Some Places to Go For More Information.
If you feel like you know quite a bit about web design now, but you’d really like to explore the details a bit more, then this is the article for you. As web designers are, by their nature, very likely to be web users and website owners, there’s a wealth of information and discussion forums on the web, all free to read or participate in. I’m going to give you a few websites that are my first port of call when I have a problem or I’m curious about something, in the hope that they’ll be useful to you too.
W3Schools (www.w3schools.com). A great resource, with free tutorials on everything from HTML to CSS to ASP. It offers a ‘try it yourself’ editor that lets you edit example code and see the results straightaway, as well as comprehensive language references. I go to W3Schools first when I forget the name of an obscure CSS property or wonder if there’s an HTML tag suitable for a certain purpose – they’re all there.
A List Apart (www.alistapart.com). A web magazine for web designers, it’s very good for ‘how to’ articles covering more complicated subjects, especially when it comes to CSS. The writers at A List Apart are very good at working around CSS’ shortcomings and offering practical workarounds and solutions that you can take and use on your own website.
Digital Web Magazine (www.digital-web.com). Weekly pieces on issues relevant to web designers, with a focus on web design and accessibility. It tends to be especially good for reviews of the latest web design books, and analysis of current trends.
The Web Style Guide (www.webstyleguide.com). If you’re a writer, you need to read The Elements of Style, and if you’re a web designer you need to read the Web Style Guide. It is, essentially, an online book, giving best practices for many different aspects of web design. If you’re looking for general strategies, it’s a very good read.
Webmaster World (www.webmasterworld.com). An excellent place to watch for the latest news relevant to webmasters – if something is going on with a search engine, or there’s a new advertising service out, then Webmaster World will have the news, as well as lots of comment and analysis from people who run big, successful websites. Well worth checking daily.
About Web Design (webdesign.about.com). A resource that mostly sticks to the basics, but covers all of them, and covers them well. If you’re trying to do something that seems like it should be quite simple and you’d like a step-by-step guide, About Web Design is a good place to go.
Web Design Bits (www.webdesignbits.com). Web design tutorials with a focus on those big, difficult to use programs, like Flash and Photoshop. Especially good if you’re trying to achieve advanced effects in Photoshop without having to learn it inside out. The tutorials linked to are off-site, making it a good way to find other useful web design websites.
Web Design Forums (www.webdesignforums.net). A pretty comprehensive set of forums about web design, and a very good place to go if you’re having a problem that you haven’t been able to solve for yourself. As long as you take the time to find the right forum to post your question in, you should find the people there helpful and knowledgeable.
The Site Wizard (www.thesitewizard.com). This site has a sprawling, categorised set of web design articles – if you want an article about something, you can probably find it here. It tends to be especially good if you’re looking for a guide for how to do something with a specific program.
SitePoint (www.sitepoint.com). Although it can feel advertising-heavy, SitePoint is a good resource for articles about web design. The articles tend to be slanted towards online business and other ways of making money online, although there are plenty of design tricks there that would be useful to anyway. They also have a very active and useful set of forums.
The W3C (www.w3c.org). Finally, it’s worth giving a mention to the web’s official standards body, the W3C. They have the authoritative copies of the specifications for open web languages like HTML and CSS. You can also take a look at the working groups, who are working on the future of the web right now.

→ **REQUIREMENT 1**
Copy the web design resources text from "Web Design Bits" to "helpful and knowledgeable.", changing "Photoshop" to "Illustrator" wherever it occurs.
→ **REQUIREMENT 2**
According to the web design resources text, what feature of W3Schools lets you edit example code and see the results straightaway?
The records have no connection to the web design resources text.

→ **SUPPLIED MATERIAL**
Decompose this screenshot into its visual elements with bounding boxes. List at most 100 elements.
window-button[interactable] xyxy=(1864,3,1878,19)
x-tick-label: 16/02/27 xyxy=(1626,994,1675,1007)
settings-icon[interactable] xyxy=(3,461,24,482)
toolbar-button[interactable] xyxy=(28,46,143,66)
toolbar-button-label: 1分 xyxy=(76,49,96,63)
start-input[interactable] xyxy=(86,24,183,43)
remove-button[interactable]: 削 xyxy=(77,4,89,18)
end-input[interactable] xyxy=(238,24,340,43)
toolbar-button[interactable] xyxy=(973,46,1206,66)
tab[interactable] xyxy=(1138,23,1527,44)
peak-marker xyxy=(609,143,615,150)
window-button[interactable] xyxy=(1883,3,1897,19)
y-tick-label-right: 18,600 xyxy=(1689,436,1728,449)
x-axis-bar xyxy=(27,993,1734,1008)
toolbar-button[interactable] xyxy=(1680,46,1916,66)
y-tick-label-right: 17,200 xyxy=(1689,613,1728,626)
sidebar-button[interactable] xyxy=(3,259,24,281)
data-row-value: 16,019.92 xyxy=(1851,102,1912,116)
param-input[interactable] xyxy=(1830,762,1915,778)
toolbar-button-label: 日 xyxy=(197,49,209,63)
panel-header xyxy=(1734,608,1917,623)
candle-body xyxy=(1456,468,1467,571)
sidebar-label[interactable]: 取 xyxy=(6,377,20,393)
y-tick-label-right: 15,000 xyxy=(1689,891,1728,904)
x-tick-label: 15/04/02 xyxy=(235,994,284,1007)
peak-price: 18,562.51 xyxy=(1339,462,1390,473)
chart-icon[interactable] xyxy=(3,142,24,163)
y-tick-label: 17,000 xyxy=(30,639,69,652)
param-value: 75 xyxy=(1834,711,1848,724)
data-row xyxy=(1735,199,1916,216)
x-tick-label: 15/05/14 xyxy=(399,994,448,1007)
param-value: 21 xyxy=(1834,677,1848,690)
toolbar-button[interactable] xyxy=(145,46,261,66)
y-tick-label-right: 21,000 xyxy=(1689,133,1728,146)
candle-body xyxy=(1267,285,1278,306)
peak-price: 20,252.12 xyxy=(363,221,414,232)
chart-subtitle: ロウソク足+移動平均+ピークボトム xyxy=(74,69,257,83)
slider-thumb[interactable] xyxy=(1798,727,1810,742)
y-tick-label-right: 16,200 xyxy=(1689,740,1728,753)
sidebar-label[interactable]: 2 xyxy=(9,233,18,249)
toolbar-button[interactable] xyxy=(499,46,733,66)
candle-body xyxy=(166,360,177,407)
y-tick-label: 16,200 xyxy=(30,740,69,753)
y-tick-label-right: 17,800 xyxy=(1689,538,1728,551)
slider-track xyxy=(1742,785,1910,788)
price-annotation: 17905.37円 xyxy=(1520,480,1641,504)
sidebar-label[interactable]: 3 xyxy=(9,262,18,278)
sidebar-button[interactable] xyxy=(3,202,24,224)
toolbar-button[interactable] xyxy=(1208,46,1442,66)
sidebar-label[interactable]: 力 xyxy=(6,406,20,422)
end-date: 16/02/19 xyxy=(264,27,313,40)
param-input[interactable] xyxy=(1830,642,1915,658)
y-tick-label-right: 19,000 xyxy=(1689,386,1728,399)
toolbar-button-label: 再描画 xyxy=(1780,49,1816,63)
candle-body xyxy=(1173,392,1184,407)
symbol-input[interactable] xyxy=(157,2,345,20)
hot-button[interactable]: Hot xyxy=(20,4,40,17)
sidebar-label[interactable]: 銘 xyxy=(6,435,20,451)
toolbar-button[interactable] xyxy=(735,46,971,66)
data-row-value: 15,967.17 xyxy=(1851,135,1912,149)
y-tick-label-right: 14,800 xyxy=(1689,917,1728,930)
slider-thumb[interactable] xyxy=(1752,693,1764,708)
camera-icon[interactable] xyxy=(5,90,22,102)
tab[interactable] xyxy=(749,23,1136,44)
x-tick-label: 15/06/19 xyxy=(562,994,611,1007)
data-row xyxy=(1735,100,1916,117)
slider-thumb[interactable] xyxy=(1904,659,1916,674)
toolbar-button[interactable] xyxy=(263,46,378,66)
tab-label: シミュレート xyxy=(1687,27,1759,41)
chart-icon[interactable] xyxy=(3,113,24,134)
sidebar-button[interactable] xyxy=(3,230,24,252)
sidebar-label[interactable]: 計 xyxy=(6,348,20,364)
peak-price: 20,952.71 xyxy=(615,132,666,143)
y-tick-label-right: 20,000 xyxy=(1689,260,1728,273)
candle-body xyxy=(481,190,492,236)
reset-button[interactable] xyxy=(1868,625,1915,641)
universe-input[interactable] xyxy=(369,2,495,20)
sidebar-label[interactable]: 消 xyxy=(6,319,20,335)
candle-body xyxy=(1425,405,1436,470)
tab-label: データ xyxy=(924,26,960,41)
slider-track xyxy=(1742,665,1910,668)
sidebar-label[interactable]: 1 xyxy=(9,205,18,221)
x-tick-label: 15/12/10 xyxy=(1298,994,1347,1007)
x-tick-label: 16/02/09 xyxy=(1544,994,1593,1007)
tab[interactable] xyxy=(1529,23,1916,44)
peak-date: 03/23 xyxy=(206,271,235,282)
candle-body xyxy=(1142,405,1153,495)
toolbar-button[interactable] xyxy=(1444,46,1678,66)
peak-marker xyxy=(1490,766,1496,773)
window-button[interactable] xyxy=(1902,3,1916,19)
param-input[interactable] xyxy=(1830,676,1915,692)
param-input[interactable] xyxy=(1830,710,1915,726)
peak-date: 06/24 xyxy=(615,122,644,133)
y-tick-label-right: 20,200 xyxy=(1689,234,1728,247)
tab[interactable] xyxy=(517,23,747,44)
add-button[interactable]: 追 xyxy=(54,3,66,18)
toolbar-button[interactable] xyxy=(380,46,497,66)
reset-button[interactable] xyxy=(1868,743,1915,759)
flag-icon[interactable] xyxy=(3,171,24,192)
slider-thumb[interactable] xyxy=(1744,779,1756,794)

→ **EXERCISE SOLUTION 1**
Web Design Bits (www.webdesignbits.com). Web design tutorials with a focus on those big, difficult to use programs, like Flash and Illustrator. Especially good if you’re trying to achieve advanced effects in Illustrator without having to learn it inside out. The tutorials linked to are off-site, making it a good way to find other useful web design websites.
Web Design Forums (www.webdesignforums.net). A pretty comprehensive set of forums about web design, and a very good place to go if you’re having a problem that you haven’t been able to solve for yourself. As long as you take the time to find the right forum to post your question in, you should find the people there helpful and knowledgeable.

→ **EXERCISE SOLUTION 2**
A 'try it yourself' editor.